« Nous avons entendu crier. Il était presque 23 h. Nous sommes descendues et sommes tombées nez à nez avec notre voisin, subissant les coups de poing de sa femme. Il était déjà griffé et rougi sur les bras, le torse, le dos, des traces de morsures étaient visibles sur ses bras, son crâne saignait et il avait d’anciennes cicatrices », témoigne Margault, étudiante en géopolitique et vivant en région parisienne. Son voisin est l’un des 80 000 hommes battus chaque année dont on parle peu.
« La violence n’a pas de sexe »
Pour Elodie Cingal, psychologue psychothérapeute, si on en parle peu, c’est parce qu’il y a des « clichés et des idées reçues ». Pourtant, elle affirme que « la violence n’a pas de sexe » et qu’il faut d’abord penser victime et auteur de violence. Pour Manon Dumand, assistante sociale, c’est surtout dû aux « représentations de l’homme fort qui ne peut pas être soumis à une femme, au mythe de l’homme viril » qui existent encore aujourd’hui.
Outre cela, la question des blessures se pose. Elodie Cingal explique : « Quand les hommes arrivent et qu’ils montrent leurs bras, leur dos ou leurs joues griffés, ça laisse les gens insensibles ». Pourtant, un coup reste un coup.
^^^^^^^^
● **CONSIGNE ÉCRITE**:
Répondez aux questions suivantes à partir du texte sur les hommes battus.
(a) Combien d'hommes sont battus chaque année selon le texte ?
(b) Quelle est la profession d'Elodie Cingal ?
(c) Quelle heure était-il presque lorsque les cris ont été entendus ?
^^^^^^^^
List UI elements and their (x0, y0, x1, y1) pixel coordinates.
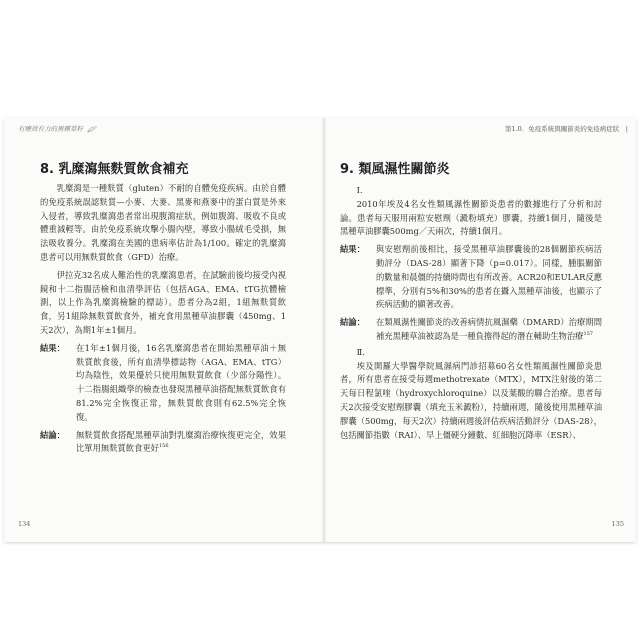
right-running-header: 第1.0．免疫系統與關節炎的免疫病症狀 | (504, 125, 628, 133)
result-block (40, 342, 286, 425)
leaf-ornament-icon (87, 126, 97, 133)
result-label: 結果： (340, 244, 365, 255)
result-text: 與安慰劑前後相比，接受黑種草油膠囊後的28個關節疾病活動評分（DAS-28）顯著下降（p=0.017）。同樣，腫脹關節的數量和晨僵的持續時間也有所改善。ACR20和EULAR反應標準，分別有5%和30%的患者在攝入黑種草油後，也顯示了疾病活動的顯著改善。 (376, 244, 602, 310)
page-number: 134 (18, 520, 31, 528)
section-title: 9. 類風濕性關節炎 (340, 162, 450, 177)
conclusion-text: 在類風濕性關節炎的改善病情抗風濕藥（DMARD）治療期間補充黑種草油被認為是一種負擔得起的潛在輔助生物治療$^{157}$ (376, 317, 602, 341)
conclusion-text: 無麩質飲食搭配黑種草油對乳糜瀉治療恢復更完全，效果比單用無麩質飲食更好$^{156}$ (76, 429, 286, 454)
conclusion-label: 結論： (40, 429, 65, 440)
left-page (4, 118, 322, 542)
page-number: 135 (611, 520, 624, 528)
part-label: Ⅰ. (356, 185, 363, 195)
right-body-text (340, 182, 602, 442)
result-text: 在1年±1個月後，16名乳糜瀉患者在開始黑種草油＋無麩質飲食後，所有血清學標誌物（AGA、EMA、tTG）均為陰性，效果優於只使用無麩質飲食（少部分陽性）。十二指腸組織學的檢查也發現黑種草油搭配無麩質飲食有81.2%完全恢復正常，無麩質飲食則有62.5%完全恢復。 (76, 342, 286, 422)
paragraph: 伊拉克32名成人難治性的乳糜瀉患者，在試驗前後均接受內視鏡和十二指腸活檢和血清學評估（包括AGA、EMA、tTG抗體檢測，以上作為乳糜瀉檢驗的標誌）。患者分為2組，1組無麩質飲食，另1組除無麩質飲食外，補充食用黑種草油膠囊（450mg、1天2次），為期1年±1個月。 (40, 269, 286, 335)
book-spread (4, 118, 636, 542)
left-running-header: 有療效有力的黑種草籽 (18, 124, 97, 133)
conclusion-block (40, 429, 286, 457)
result-block (340, 243, 602, 312)
left-body-text (40, 182, 286, 456)
paragraph: 2010年埃及4名女性類風濕性關節炎患者的數據進行了分析和討論。患者每天服用兩粒安慰劑（澱粉填充）膠囊，持續1個月，隨後是黑種草油膠囊500mg／天兩次，持續1個月。 (340, 198, 602, 237)
conclusion-label: 結論： (340, 317, 365, 328)
paragraph: 埃及開羅大學醫學院風濕病門診招募60名女性類風濕性關節炎患者，所有患者在接受每週methotrexate（MTX），MTX注射後的第二天每日程氯喹（hydroxychloroquine）以及葉酸的聯合治療。患者每天2次接受安慰劑膠囊（填充玉米澱粉），持續兩週，隨後使用黑種草油膠囊（500mg，每天2次）持續兩週後評估疾病活動評分（DAS-28），包括關節指數（RAI）、早上僵硬分鐘數、紅細胞沉降率（ESR）、 (340, 360, 602, 440)
right-page (326, 118, 636, 542)
paragraph: 乳糜瀉是一種麩質（gluten）不耐的自體免疫疾病。由於自體的免疫系統誤認麩質—小麥、大麥、黑麥和燕麥中的蛋白質是外來入侵者，導致乳糜瀉患者常出現腹瀉症狀，例如腹瀉、吸收不良或體重減輕等。由於免疫系統攻擊小腸內壁，導致小腸絨毛受損，無法吸收養分。乳糜瀉在美國的患病率估計為1/100。確定的乳糜瀉患者可以用無麩質飲食（GFD）治療。 (40, 183, 286, 262)
part-label: Ⅱ. (356, 346, 365, 357)
section-title: 8. 乳糜瀉無麩質飲食補充 (40, 162, 189, 177)
result-label: 結果： (40, 342, 65, 353)
reference-number: 156 (158, 443, 169, 450)
conclusion-block (340, 316, 602, 344)
reference-number: 157 (583, 331, 593, 338)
^^^^^^^^
● **SOLUTION**:
(a) 80 000 hommes.
(b) Psychologue psychothérapeute.
(c) Presque 23 h.